**Exercise aim:**
Send back all the data below, exactly as given.

**Input:**
=======
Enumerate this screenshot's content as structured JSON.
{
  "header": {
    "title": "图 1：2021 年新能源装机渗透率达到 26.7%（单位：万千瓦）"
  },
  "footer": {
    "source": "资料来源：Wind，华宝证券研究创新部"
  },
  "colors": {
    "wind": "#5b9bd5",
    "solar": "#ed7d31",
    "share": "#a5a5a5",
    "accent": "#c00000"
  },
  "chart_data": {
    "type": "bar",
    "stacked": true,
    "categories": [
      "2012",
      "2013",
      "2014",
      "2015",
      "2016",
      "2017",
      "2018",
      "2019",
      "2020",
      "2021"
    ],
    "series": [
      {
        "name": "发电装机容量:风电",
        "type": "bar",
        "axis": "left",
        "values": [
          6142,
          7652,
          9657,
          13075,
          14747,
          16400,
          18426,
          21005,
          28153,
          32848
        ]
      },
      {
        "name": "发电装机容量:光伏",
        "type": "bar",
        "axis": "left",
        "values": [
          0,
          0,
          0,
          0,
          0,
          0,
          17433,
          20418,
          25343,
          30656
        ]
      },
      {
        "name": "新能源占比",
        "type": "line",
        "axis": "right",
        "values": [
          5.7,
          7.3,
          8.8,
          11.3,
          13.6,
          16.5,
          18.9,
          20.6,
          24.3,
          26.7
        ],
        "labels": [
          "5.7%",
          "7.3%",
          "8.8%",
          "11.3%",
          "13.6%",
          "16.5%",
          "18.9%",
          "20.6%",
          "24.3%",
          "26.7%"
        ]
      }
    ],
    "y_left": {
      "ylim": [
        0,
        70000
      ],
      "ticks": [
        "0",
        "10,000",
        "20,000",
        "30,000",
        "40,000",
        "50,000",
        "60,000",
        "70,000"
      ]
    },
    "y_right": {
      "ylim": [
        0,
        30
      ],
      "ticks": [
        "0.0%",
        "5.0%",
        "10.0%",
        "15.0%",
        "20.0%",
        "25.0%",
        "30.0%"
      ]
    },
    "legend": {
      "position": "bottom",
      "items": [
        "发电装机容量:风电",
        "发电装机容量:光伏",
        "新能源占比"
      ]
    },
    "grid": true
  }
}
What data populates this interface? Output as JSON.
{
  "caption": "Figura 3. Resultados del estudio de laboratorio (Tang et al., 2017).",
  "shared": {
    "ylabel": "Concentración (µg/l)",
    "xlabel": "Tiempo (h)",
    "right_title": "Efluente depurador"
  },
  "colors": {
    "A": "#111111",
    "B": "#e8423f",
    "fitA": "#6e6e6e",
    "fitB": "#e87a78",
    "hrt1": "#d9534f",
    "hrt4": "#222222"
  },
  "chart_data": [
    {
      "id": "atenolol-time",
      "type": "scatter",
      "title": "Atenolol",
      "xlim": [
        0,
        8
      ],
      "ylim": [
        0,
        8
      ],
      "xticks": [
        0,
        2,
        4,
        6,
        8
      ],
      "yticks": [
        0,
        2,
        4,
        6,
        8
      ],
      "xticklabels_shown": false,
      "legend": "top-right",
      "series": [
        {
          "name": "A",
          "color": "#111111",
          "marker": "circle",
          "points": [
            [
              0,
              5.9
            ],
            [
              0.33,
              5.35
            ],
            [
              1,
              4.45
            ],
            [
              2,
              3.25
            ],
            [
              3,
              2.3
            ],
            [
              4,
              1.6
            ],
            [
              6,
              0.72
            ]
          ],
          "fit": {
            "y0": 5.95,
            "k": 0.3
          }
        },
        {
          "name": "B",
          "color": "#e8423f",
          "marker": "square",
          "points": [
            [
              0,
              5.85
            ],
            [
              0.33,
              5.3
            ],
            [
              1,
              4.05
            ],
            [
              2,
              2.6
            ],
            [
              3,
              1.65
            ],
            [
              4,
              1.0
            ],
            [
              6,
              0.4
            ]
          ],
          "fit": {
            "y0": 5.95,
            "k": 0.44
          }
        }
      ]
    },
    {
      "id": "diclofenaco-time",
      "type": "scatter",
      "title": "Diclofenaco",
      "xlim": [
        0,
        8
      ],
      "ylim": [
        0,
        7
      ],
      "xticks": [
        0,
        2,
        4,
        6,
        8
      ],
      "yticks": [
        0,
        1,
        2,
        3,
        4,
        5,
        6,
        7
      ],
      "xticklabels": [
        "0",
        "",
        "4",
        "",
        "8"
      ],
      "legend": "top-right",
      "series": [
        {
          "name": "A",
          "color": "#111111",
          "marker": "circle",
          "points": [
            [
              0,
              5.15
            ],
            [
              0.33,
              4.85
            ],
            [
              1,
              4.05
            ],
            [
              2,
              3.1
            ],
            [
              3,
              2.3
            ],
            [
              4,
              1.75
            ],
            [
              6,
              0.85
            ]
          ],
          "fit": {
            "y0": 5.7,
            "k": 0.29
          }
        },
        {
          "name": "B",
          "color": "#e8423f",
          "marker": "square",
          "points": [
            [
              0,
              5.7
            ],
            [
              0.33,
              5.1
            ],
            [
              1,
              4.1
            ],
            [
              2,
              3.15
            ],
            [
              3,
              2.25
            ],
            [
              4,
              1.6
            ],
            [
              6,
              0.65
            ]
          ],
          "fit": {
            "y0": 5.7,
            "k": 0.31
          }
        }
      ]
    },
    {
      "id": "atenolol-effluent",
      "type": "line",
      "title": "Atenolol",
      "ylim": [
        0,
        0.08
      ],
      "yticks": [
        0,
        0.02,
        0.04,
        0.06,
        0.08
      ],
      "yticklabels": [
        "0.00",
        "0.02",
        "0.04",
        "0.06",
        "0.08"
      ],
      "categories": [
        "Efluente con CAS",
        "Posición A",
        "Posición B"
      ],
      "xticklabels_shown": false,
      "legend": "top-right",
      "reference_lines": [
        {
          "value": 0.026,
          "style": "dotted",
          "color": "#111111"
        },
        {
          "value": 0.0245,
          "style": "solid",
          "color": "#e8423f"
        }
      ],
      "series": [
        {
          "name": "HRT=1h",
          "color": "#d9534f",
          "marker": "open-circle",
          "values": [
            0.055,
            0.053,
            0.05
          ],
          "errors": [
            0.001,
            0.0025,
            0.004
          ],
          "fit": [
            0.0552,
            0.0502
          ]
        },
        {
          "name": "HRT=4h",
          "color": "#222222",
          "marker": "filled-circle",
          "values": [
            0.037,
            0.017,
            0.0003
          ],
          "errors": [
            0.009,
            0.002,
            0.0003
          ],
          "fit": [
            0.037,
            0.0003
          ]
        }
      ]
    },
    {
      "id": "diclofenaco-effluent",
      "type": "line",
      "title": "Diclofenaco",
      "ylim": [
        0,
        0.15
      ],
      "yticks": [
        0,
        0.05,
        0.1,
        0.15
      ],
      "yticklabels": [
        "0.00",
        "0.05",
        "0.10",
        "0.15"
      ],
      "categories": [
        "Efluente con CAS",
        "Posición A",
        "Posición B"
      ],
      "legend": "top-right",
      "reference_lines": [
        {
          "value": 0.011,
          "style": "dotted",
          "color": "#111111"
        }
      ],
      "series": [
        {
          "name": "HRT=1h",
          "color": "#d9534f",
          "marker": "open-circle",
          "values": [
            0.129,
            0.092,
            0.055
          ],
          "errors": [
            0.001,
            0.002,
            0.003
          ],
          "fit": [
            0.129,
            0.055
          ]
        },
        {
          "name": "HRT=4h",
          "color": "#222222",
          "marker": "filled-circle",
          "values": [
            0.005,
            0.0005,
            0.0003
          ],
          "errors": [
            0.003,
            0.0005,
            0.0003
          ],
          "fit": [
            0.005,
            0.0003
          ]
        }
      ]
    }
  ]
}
=======
**Response below:**
Enumerate this screenshot's content as structured JSON.
{
  "header": {
    "title": "图 1：2021 年新能源装机渗透率达到 26.7%（单位：万千瓦）"
  },
  "footer": {
    "source": "资料来源：Wind，华宝证券研究创新部"
  },
  "colors": {
    "wind": "#5b9bd5",
    "solar": "#ed7d31",
    "share": "#a5a5a5",
    "accent": "#c00000"
  },
  "chart_data": {
    "type": "bar",
    "stacked": true,
    "categories": [
      "2012",
      "2013",
      "2014",
      "2015",
      "2016",
      "2017",
      "2018",
      "2019",
      "2020",
      "2021"
    ],
    "series": [
      {
        "name": "发电装机容量:风电",
        "type": "bar",
        "axis": "left",
        "values": [
          6142,
          7652,
          9657,
          13075,
          14747,
          16400,
          18426,
          21005,
          28153,
          32848
        ]
      },
      {
        "name": "发电装机容量:光伏",
        "type": "bar",
        "axis": "left",
        "values": [
          0,
          0,
          0,
          0,
          0,
          0,
          17433,
          20418,
          25343,
          30656
        ]
      },
      {
        "name": "新能源占比",
        "type": "line",
        "axis": "right",
        "values": [
          5.7,
          7.3,
          8.8,
          11.3,
          13.6,
          16.5,
          18.9,
          20.6,
          24.3,
          26.7
        ],
        "labels": [
          "5.7%",
          "7.3%",
          "8.8%",
          "11.3%",
          "13.6%",
          "16.5%",
          "18.9%",
          "20.6%",
          "24.3%",
          "26.7%"
        ]
      }
    ],
    "y_left": {
      "ylim": [
        0,
        70000
      ],
      "ticks": [
        "0",
        "10,000",
        "20,000",
        "30,000",
        "40,000",
        "50,000",
        "60,000",
        "70,000"
      ]
    },
    "y_right": {
      "ylim": [
        0,
        30
      ],
      "ticks": [
        "0.0%",
        "5.0%",
        "10.0%",
        "15.0%",
        "20.0%",
        "25.0%",
        "30.0%"
      ]
    },
    "legend": {
      "position": "bottom",
      "items": [
        "发电装机容量:风电",
        "发电装机容量:光伏",
        "新能源占比"
      ]
    },
    "grid": true
  }
}
What data populates this interface? Output as JSON.
{
  "caption": "Figura 3. Resultados del estudio de laboratorio (Tang et al., 2017).",
  "shared": {
    "ylabel": "Concentración (µg/l)",
    "xlabel": "Tiempo (h)",
    "right_title": "Efluente depurador"
  },
  "colors": {
    "A": "#111111",
    "B": "#e8423f",
    "fitA": "#6e6e6e",
    "fitB": "#e87a78",
    "hrt1": "#d9534f",
    "hrt4": "#222222"
  },
  "chart_data": [
    {
      "id": "atenolol-time",
      "type": "scatter",
      "title": "Atenolol",
      "xlim": [
        0,
        8
      ],
      "ylim": [
        0,
        8
      ],
      "xticks": [
        0,
        2,
        4,
        6,
        8
      ],
      "yticks": [
        0,
        2,
        4,
        6,
        8
      ],
      "xticklabels_shown": false,
      "legend": "top-right",
      "series": [
        {
          "name": "A",
          "color": "#111111",
          "marker": "circle",
          "points": [
            [
              0,
              5.9
            ],
            [
              0.33,
              5.35
            ],
            [
              1,
              4.45
            ],
            [
              2,
              3.25
            ],
            [
              3,
              2.3
            ],
            [
              4,
              1.6
            ],
            [
              6,
              0.72
            ]
          ],
          "fit": {
            "y0": 5.95,
            "k": 0.3
          }
        },
        {
          "name": "B",
          "color": "#e8423f",
          "marker": "square",
          "points": [
            [
              0,
              5.85
            ],
            [
              0.33,
              5.3
            ],
            [
              1,
              4.05
            ],
            [
              2,
              2.6
            ],
            [
              3,
              1.65
            ],
            [
              4,
              1.0
            ],
            [
              6,
              0.4
            ]
          ],
          "fit": {
            "y0": 5.95,
            "k": 0.44
          }
        }
      ]
    },
    {
      "id": "diclofenaco-time",
      "type": "scatter",
      "title": "Diclofenaco",
      "xlim": [
        0,
        8
      ],
      "ylim": [
        0,
        7
      ],
      "xticks": [
        0,
        2,
        4,
        6,
        8
      ],
      "yticks": [
        0,
        1,
        2,
        3,
        4,
        5,
        6,
        7
      ],
      "xticklabels": [
        "0",
        "",
        "4",
        "",
        "8"
      ],
      "legend": "top-right",
      "series": [
        {
          "name": "A",
          "color": "#111111",
          "marker": "circle",
          "points": [
            [
              0,
              5.15
            ],
            [
              0.33,
              4.85
            ],
            [
              1,
              4.05
            ],
            [
              2,
              3.1
            ],
            [
              3,
              2.3
            ],
            [
              4,
              1.75
            ],
            [
              6,
              0.85
            ]
          ],
          "fit": {
            "y0": 5.7,
            "k": 0.29
          }
        },
        {
          "name": "B",
          "color": "#e8423f",
          "marker": "square",
          "points": [
            [
              0,
              5.7
            ],
            [
              0.33,
              5.1
            ],
            [
              1,
              4.1
            ],
            [
              2,
              3.15
            ],
            [
              3,
              2.25
            ],
            [
              4,
              1.6
            ],
            [
              6,
              0.65
            ]
          ],
          "fit": {
            "y0": 5.7,
            "k": 0.31
          }
        }
      ]
    },
    {
      "id": "atenolol-effluent",
      "type": "line",
      "title": "Atenolol",
      "ylim": [
        0,
        0.08
      ],
      "yticks": [
        0,
        0.02,
        0.04,
        0.06,
        0.08
      ],
      "yticklabels": [
        "0.00",
        "0.02",
        "0.04",
        "0.06",
        "0.08"
      ],
      "categories": [
        "Efluente con CAS",
        "Posición A",
        "Posición B"
      ],
      "xticklabels_shown": false,
      "legend": "top-right",
      "reference_lines": [
        {
          "value": 0.026,
          "style": "dotted",
          "color": "#111111"
        },
        {
          "value": 0.0245,
          "style": "solid",
          "color": "#e8423f"
        }
      ],
      "series": [
        {
          "name": "HRT=1h",
          "color": "#d9534f",
          "marker": "open-circle",
          "values": [
            0.055,
            0.053,
            0.05
          ],
          "errors": [
            0.001,
            0.0025,
            0.004
          ],
          "fit": [
            0.0552,
            0.0502
          ]
        },
        {
          "name": "HRT=4h",
          "color": "#222222",
          "marker": "filled-circle",
          "values": [
            0.037,
            0.017,
            0.0003
          ],
          "errors": [
            0.009,
            0.002,
            0.0003
          ],
          "fit": [
            0.037,
            0.0003
          ]
        }
      ]
    },
    {
      "id": "diclofenaco-effluent",
      "type": "line",
      "title": "Diclofenaco",
      "ylim": [
        0,
        0.15
      ],
      "yticks": [
        0,
        0.05,
        0.1,
        0.15
      ],
      "yticklabels": [
        "0.00",
        "0.05",
        "0.10",
        "0.15"
      ],
      "categories": [
        "Efluente con CAS",
        "Posición A",
        "Posición B"
      ],
      "legend": "top-right",
      "reference_lines": [
        {
          "value": 0.011,
          "style": "dotted",
          "color": "#111111"
        }
      ],
      "series": [
        {
          "name": "HRT=1h",
          "color": "#d9534f",
          "marker": "open-circle",
          "values": [
            0.129,
            0.092,
            0.055
          ],
          "errors": [
            0.001,
            0.002,
            0.003
          ],
          "fit": [
            0.129,
            0.055
          ]
        },
        {
          "name": "HRT=4h",
          "color": "#222222",
          "marker": "filled-circle",
          "values": [
            0.005,
            0.0005,
            0.0003
          ],
          "errors": [
            0.003,
            0.0005,
            0.0003
          ],
          "fit": [
            0.005,
            0.0003
          ]
        }
      ]
    }
  ]
}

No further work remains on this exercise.